| Directive |
Rewrite each line of the material as a JSON list of strings, one string per line, with blank lines left out. Leave the pictures out of the list.

── Stored rows

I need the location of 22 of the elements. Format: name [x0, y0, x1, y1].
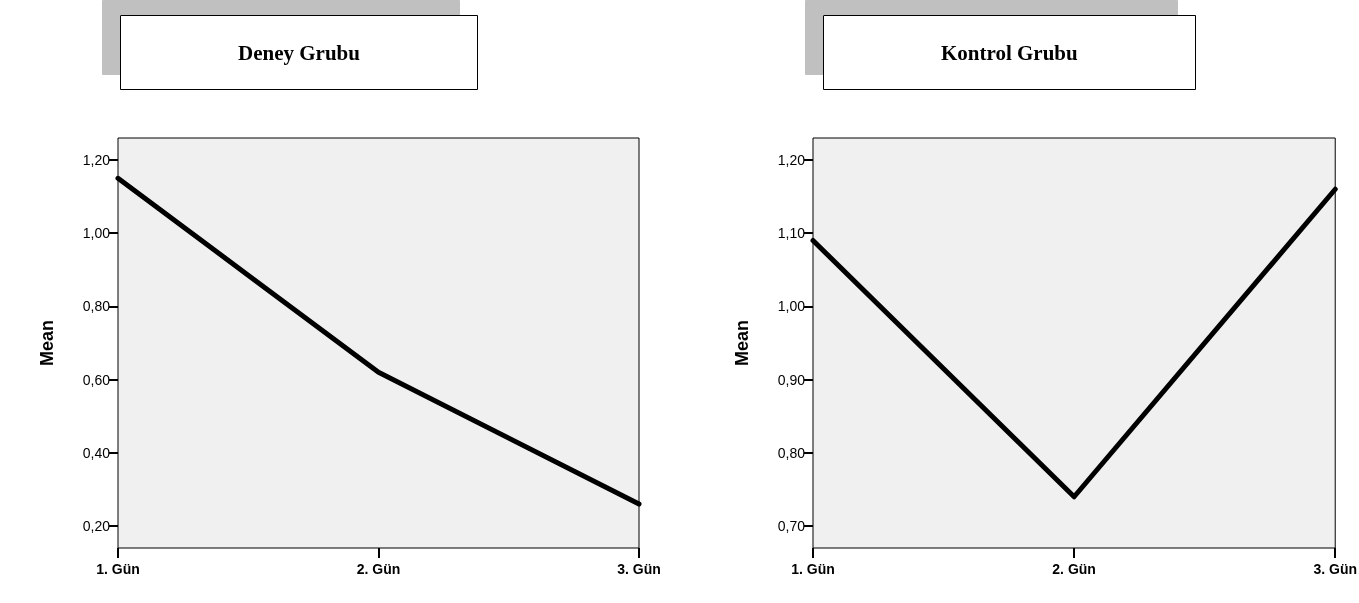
- y-tick-label: 0,60: [82, 371, 111, 388]
- x-tick-label: 2. Gün: [1052, 561, 1096, 577]
- y-tick-label: 0,40: [82, 444, 111, 461]
- x-tick-label: 2. Gün: [356, 561, 401, 577]
- y-tick-label: 1,20: [82, 151, 111, 168]
- y-tick-label: 0,20: [82, 518, 111, 535]
- y-tick-label: 1,10: [777, 225, 806, 242]
- y-tick-label: 1,20: [777, 151, 806, 168]
- y-tick-label: 1,00: [82, 225, 111, 242]
- chart-title: Deney Grubu: [238, 40, 361, 65]
- y-tick-label: 0,90: [777, 371, 806, 388]
- y-tick-label: 0,70: [777, 518, 806, 535]
- y-tick-label: 1,00: [777, 298, 806, 315]
- y-axis-title: Mean: [732, 319, 752, 367]
- y-tick-label: 0,80: [82, 298, 111, 315]
- y-tick-label: 0,80: [777, 444, 806, 461]
- x-tick-label: 3. Gün: [1313, 561, 1357, 577]
- chart-title: Kontrol Grubu: [941, 40, 1079, 65]
- x-tick-label: 3. Gün: [617, 561, 661, 577]
- y-axis-title: Mean: [37, 319, 57, 367]
- x-tick-label: 1. Gün: [791, 561, 835, 577]
- x-tick-label: 1. Gün: [96, 561, 140, 577]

────

| Output of the task |
[
  "I need the location of 22 of the elements. Format: name [x0, y0, x1, y1].",
  "- y-tick-label: 0,60: [82, 371, 111, 388]",
  "- x-tick-label: 2. Gün: [1052, 561, 1096, 577]",
  "- y-tick-label: 0,40: [82, 444, 111, 461]",
  "- x-tick-label: 2. Gün: [356, 561, 401, 577]",
  "- y-tick-label: 1,20: [82, 151, 111, 168]",
  "- y-tick-label: 0,20: [82, 518, 111, 535]",
  "- y-tick-label: 1,10: [777, 225, 806, 242]",
  "- y-tick-label: 1,20: [777, 151, 806, 168]",
  "- y-tick-label: 1,00: [82, 225, 111, 242]",
  "- chart-title: Deney Grubu: [238, 40, 361, 65]",
  "- y-tick-label: 0,90: [777, 371, 806, 388]",
  "- y-tick-label: 0,70: [777, 518, 806, 535]",
  "- y-tick-label: 1,00: [777, 298, 806, 315]",
  "- y-axis-title: Mean: [732, 319, 752, 367]",
  "- y-tick-label: 0,80: [82, 298, 111, 315]",
  "- y-tick-label: 0,80: [777, 444, 806, 461]",
  "- x-tick-label: 3. Gün: [1313, 561, 1357, 577]",
  "- chart-title: Kontrol Grubu: [941, 40, 1079, 65]",
  "- x-tick-label: 3. Gün: [617, 561, 661, 577]",
  "- y-axis-title: Mean: [37, 319, 57, 367]",
  "- x-tick-label: 1. Gün: [791, 561, 835, 577]",
  "- x-tick-label: 1. Gün: [96, 561, 140, 577]"
]